Pull out every line from the listing that has the word "JSON".

• **SUPPLIED RECORDS**
..............................
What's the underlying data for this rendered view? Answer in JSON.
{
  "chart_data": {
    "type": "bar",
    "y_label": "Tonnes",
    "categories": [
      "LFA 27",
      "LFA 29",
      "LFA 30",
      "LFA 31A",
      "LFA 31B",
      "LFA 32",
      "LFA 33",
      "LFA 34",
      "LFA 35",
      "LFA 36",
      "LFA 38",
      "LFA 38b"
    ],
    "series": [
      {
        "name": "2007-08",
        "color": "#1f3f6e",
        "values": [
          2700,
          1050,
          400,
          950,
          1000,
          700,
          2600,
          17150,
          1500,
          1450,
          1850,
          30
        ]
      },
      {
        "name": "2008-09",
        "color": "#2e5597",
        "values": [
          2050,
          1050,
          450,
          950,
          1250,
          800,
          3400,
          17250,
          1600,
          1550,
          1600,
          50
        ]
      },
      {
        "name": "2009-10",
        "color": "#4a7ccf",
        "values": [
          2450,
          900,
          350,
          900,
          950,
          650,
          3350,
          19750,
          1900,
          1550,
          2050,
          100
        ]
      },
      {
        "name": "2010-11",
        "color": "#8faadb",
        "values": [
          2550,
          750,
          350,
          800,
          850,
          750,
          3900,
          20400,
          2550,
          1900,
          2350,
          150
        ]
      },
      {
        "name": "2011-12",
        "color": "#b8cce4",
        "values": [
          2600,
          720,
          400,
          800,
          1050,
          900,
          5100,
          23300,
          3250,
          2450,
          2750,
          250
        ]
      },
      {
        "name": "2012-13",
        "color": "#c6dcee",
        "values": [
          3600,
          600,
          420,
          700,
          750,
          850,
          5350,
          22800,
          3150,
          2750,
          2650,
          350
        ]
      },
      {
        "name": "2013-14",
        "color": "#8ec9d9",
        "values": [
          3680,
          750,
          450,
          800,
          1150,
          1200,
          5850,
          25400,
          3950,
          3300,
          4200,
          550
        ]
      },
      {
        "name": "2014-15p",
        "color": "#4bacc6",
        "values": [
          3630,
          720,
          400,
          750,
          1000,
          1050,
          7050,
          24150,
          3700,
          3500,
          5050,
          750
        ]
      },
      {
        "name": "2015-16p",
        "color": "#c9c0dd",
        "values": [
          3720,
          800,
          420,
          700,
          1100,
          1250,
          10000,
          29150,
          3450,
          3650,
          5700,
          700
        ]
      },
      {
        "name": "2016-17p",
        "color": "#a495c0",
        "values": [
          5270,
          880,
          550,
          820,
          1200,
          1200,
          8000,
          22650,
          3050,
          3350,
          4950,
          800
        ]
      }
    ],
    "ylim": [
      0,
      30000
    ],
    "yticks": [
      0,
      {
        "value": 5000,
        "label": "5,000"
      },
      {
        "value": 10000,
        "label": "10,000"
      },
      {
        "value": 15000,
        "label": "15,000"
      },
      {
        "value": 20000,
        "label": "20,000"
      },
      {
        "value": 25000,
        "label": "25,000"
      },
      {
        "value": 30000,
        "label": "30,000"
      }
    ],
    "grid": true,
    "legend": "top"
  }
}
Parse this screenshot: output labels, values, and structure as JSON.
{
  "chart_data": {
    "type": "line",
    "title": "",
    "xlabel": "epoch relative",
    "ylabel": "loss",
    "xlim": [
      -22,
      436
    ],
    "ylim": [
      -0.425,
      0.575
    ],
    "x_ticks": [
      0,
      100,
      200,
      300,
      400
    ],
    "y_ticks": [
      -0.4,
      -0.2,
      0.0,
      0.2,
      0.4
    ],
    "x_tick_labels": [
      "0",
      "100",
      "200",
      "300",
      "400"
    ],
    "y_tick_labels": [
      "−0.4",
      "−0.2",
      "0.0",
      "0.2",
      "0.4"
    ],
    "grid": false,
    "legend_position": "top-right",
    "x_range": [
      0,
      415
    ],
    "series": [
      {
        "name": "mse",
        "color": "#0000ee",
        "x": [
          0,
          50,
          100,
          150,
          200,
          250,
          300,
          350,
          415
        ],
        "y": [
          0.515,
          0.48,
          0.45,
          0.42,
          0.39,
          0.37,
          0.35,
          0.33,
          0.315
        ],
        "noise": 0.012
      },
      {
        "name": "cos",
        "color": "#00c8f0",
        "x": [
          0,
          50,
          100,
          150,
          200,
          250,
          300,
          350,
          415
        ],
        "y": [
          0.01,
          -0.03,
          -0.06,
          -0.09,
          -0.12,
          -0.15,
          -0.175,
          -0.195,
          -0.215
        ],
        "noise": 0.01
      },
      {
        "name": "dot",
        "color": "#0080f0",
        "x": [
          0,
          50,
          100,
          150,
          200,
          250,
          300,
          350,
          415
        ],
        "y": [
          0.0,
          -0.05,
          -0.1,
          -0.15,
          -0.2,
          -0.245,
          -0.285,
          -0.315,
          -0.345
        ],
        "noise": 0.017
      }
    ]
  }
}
..............................
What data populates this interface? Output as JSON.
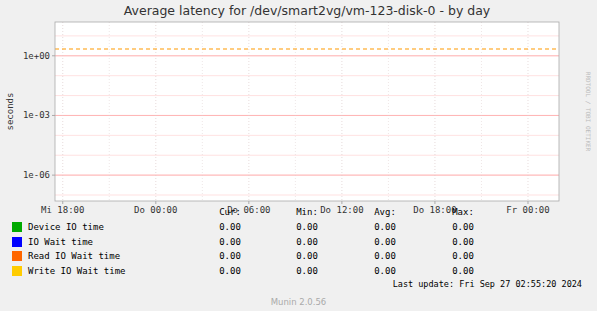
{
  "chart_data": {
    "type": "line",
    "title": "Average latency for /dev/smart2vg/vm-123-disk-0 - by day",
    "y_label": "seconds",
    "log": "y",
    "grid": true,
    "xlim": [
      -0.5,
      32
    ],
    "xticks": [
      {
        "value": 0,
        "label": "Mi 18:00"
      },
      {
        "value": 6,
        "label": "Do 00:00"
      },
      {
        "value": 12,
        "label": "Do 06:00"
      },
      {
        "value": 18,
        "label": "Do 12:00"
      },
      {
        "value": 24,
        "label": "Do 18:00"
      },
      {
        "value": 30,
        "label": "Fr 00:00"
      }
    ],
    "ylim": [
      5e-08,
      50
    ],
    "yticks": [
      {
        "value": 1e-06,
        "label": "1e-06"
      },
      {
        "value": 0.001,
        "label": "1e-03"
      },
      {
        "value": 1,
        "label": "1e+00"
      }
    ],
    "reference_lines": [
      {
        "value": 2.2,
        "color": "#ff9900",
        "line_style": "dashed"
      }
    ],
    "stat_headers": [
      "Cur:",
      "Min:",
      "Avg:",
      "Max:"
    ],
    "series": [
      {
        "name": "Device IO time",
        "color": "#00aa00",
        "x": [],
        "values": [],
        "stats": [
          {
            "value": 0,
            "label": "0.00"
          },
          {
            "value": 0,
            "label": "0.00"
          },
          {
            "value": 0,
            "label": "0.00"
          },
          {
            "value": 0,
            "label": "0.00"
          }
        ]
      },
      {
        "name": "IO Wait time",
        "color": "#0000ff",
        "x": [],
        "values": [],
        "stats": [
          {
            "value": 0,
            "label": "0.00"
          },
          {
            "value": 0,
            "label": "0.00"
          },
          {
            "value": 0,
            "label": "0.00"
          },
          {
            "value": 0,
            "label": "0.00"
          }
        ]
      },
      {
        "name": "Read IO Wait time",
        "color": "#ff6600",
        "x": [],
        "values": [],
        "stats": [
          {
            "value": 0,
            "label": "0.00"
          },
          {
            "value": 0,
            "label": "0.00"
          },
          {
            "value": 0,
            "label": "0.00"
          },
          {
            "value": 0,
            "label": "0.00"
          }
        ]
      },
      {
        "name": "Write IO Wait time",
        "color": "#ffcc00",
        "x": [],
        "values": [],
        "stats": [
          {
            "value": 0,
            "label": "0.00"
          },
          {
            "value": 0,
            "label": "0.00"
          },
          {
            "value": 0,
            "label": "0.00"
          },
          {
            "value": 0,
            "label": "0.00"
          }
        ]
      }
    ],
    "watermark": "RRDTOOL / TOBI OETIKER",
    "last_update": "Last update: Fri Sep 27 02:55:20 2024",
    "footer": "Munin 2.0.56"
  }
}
..............................
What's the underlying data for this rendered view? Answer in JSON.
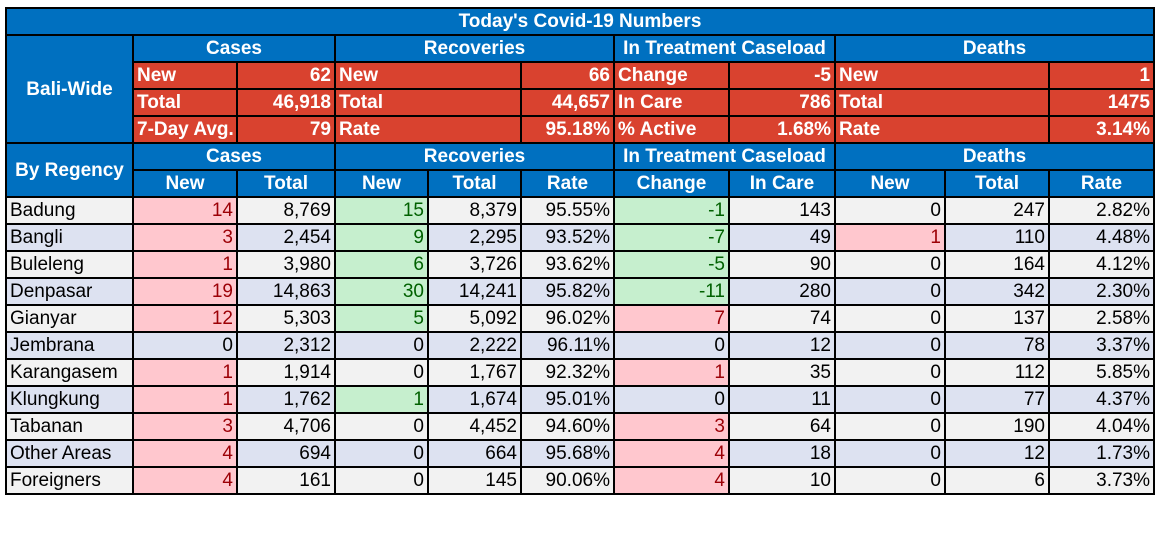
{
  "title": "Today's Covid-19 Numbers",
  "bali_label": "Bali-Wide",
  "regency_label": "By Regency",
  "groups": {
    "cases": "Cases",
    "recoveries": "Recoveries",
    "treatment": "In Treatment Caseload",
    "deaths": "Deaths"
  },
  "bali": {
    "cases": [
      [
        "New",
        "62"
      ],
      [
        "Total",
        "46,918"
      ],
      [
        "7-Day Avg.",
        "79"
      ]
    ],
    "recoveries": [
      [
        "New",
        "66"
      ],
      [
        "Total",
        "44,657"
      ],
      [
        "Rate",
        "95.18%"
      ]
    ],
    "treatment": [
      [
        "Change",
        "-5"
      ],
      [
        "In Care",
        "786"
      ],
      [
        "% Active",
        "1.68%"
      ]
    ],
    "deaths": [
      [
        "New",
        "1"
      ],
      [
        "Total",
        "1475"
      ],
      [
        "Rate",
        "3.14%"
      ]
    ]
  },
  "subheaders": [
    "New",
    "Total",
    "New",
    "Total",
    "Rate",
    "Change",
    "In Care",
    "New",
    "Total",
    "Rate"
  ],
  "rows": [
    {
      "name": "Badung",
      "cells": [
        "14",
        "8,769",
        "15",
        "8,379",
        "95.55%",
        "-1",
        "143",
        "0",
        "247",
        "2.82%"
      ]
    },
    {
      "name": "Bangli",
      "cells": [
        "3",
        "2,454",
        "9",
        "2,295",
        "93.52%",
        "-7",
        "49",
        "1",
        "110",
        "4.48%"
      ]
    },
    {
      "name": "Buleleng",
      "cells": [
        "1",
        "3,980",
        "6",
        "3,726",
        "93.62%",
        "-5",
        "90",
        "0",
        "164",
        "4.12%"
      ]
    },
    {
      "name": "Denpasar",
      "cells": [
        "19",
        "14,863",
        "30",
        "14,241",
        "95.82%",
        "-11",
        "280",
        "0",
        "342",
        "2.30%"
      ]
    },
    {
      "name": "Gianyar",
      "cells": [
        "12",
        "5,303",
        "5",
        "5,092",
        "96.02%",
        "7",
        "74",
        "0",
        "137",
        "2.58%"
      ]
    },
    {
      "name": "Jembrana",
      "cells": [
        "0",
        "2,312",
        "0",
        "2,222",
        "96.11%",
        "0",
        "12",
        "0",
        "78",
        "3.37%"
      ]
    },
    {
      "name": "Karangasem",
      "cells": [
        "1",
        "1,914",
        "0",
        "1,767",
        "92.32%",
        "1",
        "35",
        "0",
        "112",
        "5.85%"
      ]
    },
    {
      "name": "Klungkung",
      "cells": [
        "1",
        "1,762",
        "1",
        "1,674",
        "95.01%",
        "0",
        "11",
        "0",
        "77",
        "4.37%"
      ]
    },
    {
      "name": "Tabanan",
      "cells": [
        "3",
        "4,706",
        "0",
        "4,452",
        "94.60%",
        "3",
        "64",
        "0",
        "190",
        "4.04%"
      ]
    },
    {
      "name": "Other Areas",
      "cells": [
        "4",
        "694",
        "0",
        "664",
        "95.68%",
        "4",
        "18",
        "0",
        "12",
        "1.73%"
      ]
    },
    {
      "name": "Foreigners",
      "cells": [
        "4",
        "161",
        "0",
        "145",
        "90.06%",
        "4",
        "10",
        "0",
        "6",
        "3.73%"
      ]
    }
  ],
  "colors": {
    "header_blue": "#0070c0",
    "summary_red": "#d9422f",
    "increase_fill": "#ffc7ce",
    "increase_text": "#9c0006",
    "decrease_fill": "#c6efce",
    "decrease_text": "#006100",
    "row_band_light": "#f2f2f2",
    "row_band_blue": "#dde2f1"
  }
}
..............................
• **WRITTEN SOLUTION**
What's the underlying data for this rendered view? Answer in JSON.
Parse this screenshot: output labels, values, and structure as JSON.
What data populates this interface? Output as JSON.
What's the underlying data for this rendered view? Answer in JSON.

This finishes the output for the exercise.